What you should do – Identify and reproduce every line holding the string "based".

***** Entries provided

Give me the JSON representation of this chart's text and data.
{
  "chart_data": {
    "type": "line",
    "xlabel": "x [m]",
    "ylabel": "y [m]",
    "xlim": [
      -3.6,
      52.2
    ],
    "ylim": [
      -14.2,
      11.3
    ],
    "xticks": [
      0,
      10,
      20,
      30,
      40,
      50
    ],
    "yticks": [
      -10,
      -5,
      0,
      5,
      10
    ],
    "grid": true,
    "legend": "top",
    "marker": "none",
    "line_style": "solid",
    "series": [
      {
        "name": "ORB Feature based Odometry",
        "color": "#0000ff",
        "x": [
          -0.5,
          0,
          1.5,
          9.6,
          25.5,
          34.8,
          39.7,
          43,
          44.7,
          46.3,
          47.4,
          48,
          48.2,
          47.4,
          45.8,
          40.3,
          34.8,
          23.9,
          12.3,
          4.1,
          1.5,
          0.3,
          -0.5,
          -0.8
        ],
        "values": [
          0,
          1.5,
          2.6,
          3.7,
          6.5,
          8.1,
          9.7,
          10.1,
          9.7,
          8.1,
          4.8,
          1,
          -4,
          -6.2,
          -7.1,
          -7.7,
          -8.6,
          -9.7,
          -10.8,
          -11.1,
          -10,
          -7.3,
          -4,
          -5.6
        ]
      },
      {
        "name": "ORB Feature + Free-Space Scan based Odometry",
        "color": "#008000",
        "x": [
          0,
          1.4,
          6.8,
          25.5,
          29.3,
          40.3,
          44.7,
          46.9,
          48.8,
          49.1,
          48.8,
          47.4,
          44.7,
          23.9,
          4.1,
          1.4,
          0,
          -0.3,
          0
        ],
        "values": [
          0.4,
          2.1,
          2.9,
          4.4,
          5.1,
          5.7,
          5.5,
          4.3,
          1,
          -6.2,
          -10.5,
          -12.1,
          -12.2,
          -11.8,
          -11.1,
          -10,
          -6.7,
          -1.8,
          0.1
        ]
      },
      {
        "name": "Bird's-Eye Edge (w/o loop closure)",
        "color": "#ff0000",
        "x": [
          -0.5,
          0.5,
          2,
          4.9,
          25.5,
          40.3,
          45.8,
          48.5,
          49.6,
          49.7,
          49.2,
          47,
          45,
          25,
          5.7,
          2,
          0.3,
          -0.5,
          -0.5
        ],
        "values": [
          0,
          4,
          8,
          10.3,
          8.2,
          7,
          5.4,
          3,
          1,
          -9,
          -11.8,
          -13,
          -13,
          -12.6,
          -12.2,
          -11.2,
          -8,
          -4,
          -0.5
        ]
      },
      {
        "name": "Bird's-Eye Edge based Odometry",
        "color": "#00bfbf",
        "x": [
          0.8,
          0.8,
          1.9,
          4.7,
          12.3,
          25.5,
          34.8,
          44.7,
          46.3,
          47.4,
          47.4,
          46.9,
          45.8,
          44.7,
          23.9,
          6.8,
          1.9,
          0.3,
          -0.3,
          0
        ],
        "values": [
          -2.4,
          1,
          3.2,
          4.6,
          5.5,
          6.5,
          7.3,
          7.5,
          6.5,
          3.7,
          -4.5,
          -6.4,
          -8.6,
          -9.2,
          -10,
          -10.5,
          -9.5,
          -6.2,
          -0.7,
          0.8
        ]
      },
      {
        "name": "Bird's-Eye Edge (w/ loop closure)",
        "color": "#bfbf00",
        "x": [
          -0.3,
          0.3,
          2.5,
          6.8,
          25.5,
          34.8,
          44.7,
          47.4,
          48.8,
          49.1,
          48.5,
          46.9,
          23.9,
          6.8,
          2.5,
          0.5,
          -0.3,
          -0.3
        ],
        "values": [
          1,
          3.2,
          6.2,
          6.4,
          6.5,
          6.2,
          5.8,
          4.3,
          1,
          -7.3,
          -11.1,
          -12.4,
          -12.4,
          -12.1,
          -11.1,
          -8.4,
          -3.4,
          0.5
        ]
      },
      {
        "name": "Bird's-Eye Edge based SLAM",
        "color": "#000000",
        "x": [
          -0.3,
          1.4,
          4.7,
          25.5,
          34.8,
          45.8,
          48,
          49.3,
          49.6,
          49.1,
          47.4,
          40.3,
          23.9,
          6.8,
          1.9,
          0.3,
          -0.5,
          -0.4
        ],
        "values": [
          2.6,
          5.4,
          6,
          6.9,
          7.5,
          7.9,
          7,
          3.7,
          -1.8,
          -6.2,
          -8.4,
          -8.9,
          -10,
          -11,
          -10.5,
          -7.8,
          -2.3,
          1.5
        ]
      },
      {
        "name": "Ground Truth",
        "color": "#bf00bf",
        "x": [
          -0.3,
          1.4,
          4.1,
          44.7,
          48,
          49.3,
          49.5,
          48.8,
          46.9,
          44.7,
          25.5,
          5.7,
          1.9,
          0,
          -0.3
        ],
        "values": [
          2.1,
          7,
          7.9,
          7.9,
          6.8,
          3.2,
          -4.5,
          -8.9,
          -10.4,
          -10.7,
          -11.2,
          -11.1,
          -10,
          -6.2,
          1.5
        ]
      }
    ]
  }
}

**********

Written answer –
        "name": "ORB Feature based Odometry",
        "name": "ORB Feature + Free-Space Scan based Odometry",
        "name": "Bird's-Eye Edge based Odometry",
        "name": "Bird's-Eye Edge based SLAM",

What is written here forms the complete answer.